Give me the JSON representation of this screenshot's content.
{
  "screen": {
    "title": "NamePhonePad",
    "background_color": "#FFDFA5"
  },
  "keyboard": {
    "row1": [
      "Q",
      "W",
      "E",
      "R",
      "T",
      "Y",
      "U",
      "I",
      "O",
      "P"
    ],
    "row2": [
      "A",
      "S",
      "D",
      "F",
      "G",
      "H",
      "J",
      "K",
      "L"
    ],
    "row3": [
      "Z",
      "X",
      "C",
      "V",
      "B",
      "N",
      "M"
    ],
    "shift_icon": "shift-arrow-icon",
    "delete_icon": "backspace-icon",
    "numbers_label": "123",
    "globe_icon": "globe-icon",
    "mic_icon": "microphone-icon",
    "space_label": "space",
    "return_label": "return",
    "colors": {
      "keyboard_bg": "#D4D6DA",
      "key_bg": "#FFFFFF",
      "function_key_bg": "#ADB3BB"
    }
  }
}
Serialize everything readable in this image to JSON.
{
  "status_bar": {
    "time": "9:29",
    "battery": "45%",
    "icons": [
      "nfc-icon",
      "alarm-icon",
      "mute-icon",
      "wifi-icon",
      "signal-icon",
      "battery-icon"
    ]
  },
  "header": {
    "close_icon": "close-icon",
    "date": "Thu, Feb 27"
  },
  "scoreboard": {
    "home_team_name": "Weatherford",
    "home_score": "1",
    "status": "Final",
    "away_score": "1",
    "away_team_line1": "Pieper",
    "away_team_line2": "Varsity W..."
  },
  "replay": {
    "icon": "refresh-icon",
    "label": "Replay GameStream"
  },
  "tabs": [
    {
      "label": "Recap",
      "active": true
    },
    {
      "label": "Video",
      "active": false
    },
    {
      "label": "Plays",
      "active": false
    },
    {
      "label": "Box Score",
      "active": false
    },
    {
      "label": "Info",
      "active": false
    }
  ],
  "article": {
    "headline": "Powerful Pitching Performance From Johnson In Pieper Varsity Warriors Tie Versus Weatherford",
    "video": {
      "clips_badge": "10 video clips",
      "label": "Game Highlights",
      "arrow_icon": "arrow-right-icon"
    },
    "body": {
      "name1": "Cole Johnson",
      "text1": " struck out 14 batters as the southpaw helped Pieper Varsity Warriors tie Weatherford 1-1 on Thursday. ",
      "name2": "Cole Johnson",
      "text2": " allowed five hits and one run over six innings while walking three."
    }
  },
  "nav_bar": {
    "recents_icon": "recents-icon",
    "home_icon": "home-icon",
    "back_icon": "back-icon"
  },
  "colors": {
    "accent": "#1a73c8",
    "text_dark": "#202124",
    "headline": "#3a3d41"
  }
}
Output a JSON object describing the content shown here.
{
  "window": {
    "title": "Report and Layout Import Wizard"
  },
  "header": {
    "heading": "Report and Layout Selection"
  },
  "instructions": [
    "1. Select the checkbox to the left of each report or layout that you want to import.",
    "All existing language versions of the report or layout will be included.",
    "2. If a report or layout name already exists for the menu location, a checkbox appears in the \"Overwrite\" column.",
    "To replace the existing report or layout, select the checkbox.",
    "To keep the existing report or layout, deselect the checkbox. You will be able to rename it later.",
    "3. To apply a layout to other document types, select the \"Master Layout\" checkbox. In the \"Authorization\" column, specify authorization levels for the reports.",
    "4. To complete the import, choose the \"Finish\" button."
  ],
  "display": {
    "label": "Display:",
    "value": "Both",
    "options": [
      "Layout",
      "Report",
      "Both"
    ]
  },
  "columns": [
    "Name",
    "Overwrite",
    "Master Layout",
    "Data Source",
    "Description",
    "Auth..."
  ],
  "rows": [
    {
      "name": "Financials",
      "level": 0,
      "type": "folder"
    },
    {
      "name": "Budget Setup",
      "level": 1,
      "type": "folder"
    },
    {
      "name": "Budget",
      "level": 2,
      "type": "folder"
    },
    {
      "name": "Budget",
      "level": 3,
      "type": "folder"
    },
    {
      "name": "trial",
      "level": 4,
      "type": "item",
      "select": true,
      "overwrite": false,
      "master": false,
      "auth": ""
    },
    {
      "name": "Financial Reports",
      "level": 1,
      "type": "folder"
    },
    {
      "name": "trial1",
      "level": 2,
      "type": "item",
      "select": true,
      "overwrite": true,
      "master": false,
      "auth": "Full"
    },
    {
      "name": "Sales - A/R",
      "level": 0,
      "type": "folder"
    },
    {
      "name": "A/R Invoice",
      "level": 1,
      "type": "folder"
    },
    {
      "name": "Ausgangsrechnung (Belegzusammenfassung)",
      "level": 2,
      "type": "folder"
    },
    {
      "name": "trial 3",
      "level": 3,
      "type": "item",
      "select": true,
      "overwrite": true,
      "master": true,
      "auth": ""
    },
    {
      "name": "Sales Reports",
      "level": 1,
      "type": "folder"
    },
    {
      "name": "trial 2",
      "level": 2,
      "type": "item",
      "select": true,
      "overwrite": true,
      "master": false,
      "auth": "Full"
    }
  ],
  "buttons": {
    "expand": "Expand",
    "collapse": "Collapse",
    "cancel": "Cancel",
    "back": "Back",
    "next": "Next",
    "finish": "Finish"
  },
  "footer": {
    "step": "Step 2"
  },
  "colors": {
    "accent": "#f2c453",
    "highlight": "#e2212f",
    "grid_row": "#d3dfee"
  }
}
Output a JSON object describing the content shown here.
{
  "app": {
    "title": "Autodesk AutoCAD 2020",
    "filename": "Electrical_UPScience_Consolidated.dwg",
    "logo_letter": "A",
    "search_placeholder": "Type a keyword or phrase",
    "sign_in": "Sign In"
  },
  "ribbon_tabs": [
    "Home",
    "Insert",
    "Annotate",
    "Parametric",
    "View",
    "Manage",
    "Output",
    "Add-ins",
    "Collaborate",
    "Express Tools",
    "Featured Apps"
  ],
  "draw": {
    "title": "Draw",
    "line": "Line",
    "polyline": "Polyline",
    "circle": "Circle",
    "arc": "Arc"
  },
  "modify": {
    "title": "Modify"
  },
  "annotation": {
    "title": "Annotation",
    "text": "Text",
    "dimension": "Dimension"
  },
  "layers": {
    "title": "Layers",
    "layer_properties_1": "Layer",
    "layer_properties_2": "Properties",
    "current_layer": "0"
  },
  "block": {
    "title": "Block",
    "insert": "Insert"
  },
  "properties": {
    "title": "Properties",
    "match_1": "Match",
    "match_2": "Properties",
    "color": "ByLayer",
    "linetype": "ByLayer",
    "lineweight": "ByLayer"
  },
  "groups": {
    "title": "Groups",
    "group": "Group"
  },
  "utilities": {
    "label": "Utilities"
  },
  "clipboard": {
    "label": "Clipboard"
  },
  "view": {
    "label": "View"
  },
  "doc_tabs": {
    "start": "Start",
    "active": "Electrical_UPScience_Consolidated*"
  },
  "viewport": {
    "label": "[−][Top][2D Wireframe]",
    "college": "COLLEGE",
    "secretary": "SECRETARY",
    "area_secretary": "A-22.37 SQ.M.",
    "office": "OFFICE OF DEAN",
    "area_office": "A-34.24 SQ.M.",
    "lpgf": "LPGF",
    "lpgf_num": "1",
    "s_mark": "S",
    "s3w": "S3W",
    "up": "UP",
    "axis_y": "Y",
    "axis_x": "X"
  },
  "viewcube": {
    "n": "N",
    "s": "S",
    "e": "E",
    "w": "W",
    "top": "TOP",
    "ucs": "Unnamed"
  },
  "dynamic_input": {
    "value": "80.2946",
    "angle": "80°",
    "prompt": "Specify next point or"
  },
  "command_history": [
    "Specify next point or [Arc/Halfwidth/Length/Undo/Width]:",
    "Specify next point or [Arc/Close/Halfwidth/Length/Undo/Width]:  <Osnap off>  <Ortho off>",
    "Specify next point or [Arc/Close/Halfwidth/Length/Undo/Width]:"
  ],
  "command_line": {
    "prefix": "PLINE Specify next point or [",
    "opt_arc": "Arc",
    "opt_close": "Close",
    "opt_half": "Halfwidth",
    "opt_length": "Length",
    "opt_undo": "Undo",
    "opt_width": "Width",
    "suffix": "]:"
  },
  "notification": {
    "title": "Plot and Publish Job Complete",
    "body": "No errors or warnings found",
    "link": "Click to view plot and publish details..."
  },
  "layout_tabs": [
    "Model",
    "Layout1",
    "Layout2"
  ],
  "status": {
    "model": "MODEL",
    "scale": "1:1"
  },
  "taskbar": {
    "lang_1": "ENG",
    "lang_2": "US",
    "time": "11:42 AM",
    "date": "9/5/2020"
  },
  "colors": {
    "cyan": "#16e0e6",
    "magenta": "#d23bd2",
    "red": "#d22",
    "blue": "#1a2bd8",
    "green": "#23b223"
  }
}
☆ ☆ ☆ ☆
Task to complete:
Find how many lines in the listing hold "Varsity", and reply with that number only.

Solution to this task:
3